Required task
Looking at the listing beneath, work out how many lines hold "JSON" and report only that figure.

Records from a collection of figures
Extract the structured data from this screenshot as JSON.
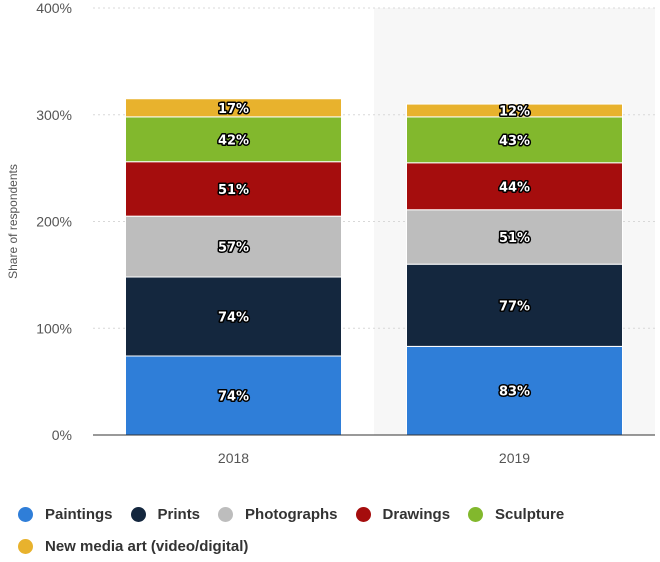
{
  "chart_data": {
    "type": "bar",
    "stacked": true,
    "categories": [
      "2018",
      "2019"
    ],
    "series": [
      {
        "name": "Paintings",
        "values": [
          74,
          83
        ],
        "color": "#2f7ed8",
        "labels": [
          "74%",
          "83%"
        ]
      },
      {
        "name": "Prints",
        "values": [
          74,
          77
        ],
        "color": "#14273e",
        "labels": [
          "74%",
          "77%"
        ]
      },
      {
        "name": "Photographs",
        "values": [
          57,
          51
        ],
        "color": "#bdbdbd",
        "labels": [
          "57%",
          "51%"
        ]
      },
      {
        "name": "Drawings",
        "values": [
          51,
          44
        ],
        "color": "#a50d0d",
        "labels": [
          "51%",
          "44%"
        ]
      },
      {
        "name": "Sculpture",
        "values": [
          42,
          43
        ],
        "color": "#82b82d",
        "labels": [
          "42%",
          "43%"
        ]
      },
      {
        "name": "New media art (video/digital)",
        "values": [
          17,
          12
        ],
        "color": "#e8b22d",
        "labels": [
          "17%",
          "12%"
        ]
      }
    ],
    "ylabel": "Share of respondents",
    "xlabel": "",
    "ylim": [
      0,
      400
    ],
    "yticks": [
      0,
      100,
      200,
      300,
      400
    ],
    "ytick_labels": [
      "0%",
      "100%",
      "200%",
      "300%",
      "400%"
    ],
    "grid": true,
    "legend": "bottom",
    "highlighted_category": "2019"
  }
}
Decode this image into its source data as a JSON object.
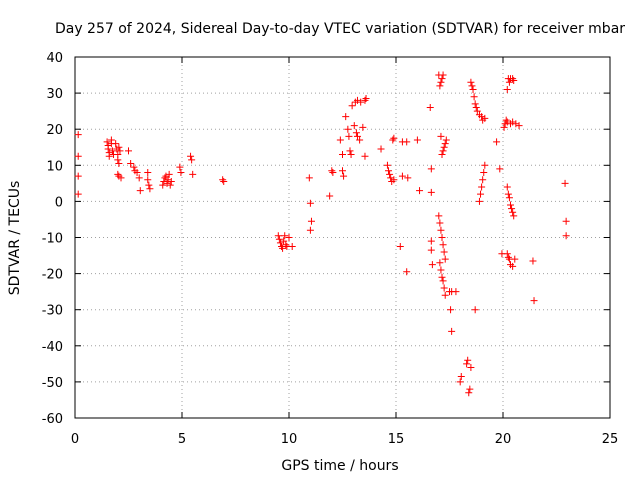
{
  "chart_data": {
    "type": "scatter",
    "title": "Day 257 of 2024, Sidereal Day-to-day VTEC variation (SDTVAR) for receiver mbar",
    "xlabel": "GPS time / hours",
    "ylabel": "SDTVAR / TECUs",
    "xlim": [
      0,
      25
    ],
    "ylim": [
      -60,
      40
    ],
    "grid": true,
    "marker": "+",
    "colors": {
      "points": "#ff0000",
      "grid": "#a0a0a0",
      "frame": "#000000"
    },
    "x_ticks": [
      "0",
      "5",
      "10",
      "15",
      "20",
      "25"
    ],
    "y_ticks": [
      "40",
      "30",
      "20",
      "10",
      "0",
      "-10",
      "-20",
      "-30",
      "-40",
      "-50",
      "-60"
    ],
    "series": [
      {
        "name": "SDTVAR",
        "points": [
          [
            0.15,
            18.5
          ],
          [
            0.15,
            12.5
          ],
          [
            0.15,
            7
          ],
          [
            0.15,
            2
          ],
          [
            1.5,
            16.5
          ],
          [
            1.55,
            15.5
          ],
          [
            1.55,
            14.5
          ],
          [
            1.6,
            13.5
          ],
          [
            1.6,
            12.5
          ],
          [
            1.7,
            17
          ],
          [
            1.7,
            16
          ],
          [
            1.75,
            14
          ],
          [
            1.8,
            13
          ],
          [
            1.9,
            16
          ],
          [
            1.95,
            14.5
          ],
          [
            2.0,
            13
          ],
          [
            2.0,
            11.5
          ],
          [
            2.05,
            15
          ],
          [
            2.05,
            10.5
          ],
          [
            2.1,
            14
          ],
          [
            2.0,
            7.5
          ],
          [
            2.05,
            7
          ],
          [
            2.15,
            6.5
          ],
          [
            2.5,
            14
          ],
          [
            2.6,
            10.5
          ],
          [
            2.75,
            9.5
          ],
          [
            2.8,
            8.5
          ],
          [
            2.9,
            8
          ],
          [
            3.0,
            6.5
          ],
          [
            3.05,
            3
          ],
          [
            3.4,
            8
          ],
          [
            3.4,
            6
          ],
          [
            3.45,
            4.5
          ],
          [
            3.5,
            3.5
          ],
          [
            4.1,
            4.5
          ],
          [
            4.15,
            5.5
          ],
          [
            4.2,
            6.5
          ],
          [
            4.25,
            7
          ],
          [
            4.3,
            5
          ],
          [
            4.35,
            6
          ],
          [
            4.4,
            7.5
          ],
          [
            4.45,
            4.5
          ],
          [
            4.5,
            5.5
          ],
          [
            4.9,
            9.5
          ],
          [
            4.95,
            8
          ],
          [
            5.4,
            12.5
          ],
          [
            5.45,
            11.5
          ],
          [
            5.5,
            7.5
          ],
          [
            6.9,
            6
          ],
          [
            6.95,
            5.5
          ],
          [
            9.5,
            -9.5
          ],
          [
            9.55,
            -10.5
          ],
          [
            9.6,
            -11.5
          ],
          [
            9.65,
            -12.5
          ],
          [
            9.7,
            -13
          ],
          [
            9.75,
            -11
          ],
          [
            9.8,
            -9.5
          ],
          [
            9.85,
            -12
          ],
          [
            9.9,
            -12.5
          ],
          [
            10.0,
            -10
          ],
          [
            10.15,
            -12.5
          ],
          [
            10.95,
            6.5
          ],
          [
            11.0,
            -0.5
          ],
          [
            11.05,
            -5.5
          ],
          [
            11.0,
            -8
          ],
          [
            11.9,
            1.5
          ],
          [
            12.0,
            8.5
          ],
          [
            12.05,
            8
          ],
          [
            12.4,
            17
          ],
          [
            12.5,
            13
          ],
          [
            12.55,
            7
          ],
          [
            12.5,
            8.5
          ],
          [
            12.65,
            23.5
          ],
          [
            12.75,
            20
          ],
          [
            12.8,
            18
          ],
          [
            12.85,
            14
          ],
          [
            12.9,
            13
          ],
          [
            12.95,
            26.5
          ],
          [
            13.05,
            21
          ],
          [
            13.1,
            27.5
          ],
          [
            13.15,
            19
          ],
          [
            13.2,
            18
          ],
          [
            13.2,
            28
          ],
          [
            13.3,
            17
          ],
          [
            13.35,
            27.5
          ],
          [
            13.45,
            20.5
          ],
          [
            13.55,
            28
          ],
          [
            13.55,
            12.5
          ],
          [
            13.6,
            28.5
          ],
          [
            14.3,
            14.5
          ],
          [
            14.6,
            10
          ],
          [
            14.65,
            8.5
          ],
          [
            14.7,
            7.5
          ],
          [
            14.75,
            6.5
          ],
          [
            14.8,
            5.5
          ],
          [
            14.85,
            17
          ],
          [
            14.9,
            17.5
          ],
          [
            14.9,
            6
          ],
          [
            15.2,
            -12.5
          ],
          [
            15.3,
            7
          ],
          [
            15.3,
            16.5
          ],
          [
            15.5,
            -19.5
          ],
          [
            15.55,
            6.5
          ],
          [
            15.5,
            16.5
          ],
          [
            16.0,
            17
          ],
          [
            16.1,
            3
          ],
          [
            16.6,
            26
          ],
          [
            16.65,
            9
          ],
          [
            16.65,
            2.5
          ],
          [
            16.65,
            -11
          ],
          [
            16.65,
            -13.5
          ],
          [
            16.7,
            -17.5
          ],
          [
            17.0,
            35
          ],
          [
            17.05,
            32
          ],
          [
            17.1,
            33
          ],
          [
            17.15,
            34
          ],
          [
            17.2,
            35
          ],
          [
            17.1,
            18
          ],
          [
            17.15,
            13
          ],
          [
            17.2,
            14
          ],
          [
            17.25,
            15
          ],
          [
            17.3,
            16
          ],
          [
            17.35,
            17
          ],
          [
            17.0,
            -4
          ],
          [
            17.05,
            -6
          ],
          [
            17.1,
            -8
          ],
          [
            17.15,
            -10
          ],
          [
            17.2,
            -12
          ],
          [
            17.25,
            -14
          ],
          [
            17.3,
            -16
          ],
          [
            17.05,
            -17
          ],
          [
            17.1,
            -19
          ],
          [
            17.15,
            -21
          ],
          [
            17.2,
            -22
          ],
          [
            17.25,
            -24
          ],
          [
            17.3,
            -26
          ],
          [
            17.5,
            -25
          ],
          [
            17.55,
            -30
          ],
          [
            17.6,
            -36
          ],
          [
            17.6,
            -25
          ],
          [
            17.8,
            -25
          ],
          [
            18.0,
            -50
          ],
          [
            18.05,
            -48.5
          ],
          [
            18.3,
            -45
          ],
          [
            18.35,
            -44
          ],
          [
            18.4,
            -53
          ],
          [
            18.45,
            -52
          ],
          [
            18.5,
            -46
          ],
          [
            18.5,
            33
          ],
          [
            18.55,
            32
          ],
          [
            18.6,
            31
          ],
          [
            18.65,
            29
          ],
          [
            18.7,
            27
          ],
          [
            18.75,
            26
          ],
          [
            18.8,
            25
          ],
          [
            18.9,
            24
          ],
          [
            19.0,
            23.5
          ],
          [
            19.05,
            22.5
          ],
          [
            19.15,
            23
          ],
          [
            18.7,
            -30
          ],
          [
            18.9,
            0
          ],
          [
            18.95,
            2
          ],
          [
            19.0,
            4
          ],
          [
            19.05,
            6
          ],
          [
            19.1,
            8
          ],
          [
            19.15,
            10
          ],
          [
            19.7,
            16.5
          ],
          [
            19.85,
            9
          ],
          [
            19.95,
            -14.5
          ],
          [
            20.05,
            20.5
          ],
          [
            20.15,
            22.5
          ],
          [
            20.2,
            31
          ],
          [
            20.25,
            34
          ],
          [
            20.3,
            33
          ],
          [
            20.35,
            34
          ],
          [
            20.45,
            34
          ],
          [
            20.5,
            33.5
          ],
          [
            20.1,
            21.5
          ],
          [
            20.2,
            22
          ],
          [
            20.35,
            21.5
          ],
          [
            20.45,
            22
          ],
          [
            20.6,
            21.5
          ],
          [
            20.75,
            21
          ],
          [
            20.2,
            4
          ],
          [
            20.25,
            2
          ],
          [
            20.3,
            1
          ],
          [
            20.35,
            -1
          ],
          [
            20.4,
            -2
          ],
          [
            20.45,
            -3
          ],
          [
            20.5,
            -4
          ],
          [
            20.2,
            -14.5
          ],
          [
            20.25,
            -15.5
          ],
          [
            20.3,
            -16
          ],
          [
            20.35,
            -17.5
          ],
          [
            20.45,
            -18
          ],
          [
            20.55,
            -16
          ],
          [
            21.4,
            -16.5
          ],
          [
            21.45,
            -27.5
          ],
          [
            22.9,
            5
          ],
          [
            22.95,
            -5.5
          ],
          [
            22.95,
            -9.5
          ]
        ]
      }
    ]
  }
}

Response to this task
2